Pull out every line with the word "sites".

— BEGIN DATA LINES —

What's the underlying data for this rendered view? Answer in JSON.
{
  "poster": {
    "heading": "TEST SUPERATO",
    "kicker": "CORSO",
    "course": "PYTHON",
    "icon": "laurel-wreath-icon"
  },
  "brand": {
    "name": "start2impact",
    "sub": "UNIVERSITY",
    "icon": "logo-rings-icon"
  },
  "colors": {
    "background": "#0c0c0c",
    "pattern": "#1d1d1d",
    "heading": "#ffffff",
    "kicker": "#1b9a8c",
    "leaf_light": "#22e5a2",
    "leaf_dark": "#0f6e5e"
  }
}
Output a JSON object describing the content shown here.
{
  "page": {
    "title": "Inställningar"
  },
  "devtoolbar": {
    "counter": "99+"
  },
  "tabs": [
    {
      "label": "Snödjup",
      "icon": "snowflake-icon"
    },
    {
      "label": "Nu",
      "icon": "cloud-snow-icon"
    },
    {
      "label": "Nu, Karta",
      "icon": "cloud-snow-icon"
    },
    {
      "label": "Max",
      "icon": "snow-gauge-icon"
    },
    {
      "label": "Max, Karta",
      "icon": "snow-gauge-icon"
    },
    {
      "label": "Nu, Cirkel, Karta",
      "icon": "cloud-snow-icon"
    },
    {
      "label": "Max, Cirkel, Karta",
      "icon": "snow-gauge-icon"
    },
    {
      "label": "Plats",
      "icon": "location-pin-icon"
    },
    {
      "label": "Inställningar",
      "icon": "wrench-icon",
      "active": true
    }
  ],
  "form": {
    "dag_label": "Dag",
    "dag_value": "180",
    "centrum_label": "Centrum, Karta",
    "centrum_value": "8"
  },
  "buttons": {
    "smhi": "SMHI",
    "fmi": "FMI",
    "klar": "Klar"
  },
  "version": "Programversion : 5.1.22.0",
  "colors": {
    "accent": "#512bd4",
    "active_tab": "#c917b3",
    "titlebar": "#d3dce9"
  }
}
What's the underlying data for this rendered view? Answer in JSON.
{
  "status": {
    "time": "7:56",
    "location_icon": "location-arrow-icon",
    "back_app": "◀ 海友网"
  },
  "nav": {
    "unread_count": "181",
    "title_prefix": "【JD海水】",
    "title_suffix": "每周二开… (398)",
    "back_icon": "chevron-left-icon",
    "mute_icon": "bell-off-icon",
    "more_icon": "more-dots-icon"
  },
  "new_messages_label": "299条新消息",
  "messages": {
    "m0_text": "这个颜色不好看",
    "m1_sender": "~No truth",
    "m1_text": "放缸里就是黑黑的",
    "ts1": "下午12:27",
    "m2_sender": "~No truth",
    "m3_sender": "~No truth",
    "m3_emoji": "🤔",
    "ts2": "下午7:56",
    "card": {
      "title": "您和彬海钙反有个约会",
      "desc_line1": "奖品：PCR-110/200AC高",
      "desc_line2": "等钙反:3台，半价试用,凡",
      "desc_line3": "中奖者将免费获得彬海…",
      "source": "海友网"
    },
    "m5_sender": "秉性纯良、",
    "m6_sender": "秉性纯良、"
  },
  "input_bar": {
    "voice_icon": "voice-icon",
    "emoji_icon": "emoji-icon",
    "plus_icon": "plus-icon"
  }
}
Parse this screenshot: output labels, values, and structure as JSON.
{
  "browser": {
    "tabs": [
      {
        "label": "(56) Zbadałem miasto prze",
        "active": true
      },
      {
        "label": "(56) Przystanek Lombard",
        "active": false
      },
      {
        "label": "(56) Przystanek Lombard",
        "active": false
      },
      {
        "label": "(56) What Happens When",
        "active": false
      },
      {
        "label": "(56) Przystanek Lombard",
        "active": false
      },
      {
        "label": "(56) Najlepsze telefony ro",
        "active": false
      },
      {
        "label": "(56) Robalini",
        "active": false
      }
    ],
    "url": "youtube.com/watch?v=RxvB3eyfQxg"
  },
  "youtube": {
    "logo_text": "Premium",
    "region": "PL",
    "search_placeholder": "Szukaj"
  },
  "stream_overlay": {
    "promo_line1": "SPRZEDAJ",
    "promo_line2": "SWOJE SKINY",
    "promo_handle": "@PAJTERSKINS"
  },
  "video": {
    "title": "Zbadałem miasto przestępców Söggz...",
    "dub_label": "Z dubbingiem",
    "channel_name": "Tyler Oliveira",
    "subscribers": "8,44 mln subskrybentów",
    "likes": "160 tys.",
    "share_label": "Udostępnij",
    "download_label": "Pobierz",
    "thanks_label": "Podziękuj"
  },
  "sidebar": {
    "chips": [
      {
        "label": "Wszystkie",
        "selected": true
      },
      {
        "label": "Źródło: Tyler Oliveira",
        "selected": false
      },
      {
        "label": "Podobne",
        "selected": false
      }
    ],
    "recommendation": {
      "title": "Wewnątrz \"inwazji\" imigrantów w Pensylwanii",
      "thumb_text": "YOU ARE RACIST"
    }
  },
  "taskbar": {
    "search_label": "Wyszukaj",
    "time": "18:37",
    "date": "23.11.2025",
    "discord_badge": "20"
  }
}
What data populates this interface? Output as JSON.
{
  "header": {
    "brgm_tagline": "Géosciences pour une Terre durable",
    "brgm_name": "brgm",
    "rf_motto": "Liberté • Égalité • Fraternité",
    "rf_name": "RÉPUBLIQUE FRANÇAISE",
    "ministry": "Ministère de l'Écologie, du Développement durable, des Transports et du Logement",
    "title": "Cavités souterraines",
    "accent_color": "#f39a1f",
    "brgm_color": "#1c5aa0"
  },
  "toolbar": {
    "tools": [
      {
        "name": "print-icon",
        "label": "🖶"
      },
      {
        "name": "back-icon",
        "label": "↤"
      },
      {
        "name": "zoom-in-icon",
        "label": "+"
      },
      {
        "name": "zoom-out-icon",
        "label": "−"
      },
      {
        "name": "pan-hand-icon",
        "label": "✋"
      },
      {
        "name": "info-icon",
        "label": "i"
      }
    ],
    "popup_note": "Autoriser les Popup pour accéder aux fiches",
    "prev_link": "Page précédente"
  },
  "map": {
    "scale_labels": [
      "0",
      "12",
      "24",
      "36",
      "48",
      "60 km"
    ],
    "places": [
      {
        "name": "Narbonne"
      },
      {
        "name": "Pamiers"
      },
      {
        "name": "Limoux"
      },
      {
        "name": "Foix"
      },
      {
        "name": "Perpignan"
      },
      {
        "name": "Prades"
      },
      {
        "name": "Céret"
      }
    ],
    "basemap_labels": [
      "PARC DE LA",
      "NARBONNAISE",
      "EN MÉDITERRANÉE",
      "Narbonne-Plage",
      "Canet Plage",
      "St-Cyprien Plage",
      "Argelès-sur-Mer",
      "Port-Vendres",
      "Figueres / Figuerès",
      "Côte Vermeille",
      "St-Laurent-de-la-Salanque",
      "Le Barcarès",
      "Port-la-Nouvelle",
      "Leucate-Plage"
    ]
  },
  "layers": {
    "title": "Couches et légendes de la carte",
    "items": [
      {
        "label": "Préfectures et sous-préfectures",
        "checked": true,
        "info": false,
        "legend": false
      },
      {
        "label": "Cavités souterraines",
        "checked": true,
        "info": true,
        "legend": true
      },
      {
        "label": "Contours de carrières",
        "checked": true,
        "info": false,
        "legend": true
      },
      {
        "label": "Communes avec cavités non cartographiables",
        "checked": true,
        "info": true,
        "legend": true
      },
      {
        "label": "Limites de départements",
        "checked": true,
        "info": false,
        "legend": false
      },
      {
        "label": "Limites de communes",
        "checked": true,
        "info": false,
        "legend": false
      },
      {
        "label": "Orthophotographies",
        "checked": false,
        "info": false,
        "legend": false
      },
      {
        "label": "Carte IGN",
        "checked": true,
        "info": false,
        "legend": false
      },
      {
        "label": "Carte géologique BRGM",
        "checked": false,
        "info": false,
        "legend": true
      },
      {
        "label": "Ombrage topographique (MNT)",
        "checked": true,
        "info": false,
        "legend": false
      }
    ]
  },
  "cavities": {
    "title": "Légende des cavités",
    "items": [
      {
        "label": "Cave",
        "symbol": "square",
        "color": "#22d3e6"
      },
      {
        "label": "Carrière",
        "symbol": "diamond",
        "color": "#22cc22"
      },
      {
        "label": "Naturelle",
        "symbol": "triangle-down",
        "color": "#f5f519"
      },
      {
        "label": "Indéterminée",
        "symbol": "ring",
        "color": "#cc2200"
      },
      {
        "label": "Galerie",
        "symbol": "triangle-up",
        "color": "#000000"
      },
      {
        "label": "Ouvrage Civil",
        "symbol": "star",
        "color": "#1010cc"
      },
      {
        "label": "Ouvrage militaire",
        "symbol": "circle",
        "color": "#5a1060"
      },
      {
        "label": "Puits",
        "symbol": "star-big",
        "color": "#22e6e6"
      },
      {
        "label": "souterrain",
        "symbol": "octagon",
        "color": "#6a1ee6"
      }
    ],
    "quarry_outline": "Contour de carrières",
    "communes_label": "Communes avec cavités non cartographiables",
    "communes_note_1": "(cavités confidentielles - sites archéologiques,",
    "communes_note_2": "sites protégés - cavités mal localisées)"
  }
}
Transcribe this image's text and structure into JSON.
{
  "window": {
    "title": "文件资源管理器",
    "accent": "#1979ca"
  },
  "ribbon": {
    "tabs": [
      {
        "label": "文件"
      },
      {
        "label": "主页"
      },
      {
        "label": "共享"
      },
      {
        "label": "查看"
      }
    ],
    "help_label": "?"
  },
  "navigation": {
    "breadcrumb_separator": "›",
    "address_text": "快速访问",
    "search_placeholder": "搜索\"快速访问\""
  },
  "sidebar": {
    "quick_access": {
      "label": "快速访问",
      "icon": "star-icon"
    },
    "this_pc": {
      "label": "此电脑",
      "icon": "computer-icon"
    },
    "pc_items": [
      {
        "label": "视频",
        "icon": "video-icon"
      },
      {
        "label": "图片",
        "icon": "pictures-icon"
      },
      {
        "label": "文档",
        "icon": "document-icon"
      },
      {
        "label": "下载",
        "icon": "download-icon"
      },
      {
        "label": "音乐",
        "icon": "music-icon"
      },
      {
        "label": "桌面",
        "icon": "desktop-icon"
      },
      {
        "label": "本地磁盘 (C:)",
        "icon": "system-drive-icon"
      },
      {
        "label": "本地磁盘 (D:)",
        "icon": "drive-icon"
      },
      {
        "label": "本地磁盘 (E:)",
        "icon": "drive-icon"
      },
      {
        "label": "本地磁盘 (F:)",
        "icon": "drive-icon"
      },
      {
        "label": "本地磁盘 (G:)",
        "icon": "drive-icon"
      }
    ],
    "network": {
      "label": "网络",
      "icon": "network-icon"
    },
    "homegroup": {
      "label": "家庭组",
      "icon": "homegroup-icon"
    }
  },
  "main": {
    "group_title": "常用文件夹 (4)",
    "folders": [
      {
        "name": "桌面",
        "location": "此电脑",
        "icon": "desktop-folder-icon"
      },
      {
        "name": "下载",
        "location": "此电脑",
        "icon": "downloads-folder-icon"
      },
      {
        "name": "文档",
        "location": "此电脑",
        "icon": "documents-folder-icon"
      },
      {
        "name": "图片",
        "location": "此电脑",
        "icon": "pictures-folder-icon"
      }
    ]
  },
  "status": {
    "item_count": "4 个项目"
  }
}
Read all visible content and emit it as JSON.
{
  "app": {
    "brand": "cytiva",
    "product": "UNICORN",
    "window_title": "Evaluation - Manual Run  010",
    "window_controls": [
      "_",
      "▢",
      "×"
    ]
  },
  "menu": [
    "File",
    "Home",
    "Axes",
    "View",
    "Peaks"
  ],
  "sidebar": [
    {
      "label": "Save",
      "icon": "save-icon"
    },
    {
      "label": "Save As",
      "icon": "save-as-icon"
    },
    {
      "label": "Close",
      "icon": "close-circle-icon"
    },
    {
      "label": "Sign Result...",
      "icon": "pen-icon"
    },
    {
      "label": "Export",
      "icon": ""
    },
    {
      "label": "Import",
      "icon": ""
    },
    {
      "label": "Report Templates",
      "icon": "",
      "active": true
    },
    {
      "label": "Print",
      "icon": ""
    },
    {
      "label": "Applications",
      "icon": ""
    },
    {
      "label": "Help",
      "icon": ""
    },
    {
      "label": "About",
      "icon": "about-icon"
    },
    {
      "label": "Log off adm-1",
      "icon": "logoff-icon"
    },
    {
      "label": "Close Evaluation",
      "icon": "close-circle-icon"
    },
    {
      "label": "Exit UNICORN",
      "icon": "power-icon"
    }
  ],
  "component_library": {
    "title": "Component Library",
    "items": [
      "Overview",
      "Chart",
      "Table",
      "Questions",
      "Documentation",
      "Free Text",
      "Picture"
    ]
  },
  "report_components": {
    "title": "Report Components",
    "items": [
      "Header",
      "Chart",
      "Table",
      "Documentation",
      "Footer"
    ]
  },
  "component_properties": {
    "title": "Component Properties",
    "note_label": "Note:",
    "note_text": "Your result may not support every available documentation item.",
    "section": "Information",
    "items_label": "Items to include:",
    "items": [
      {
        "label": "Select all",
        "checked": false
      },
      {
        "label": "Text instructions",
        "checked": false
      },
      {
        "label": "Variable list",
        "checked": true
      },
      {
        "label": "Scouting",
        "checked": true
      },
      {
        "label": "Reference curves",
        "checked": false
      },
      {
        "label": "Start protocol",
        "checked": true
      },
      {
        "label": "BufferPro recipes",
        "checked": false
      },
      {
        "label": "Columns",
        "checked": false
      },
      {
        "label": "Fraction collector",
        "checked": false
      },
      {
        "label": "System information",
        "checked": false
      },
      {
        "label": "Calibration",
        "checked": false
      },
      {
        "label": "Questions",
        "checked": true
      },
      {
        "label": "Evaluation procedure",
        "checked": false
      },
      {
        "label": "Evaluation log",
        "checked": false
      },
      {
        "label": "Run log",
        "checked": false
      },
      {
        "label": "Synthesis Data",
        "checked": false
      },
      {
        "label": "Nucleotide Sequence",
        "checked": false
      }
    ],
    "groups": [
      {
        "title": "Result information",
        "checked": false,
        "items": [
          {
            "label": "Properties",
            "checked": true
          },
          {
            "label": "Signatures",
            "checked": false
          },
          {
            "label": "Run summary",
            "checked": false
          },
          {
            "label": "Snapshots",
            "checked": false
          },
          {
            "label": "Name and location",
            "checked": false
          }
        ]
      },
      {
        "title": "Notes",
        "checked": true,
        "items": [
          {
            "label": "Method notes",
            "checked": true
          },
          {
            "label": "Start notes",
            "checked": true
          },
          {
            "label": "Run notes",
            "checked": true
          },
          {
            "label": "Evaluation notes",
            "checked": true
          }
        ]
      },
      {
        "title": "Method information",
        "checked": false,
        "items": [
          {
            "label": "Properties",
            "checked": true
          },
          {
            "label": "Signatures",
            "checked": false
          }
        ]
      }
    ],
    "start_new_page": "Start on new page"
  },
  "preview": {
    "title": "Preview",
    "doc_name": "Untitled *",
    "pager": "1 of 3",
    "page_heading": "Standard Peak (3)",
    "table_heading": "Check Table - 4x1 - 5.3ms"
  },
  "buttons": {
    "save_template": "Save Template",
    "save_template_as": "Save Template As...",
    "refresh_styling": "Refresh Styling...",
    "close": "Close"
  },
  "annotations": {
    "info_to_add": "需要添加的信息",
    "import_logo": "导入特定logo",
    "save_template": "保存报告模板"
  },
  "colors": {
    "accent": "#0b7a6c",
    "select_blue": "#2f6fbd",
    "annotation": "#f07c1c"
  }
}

— END DATA LINES —

* _EXERCISE RESPONSE_:
    "communes_note_1": "(cavités confidentielles - sites archéologiques,",
    "communes_note_2": "sites protégés - cavités mal localisées)"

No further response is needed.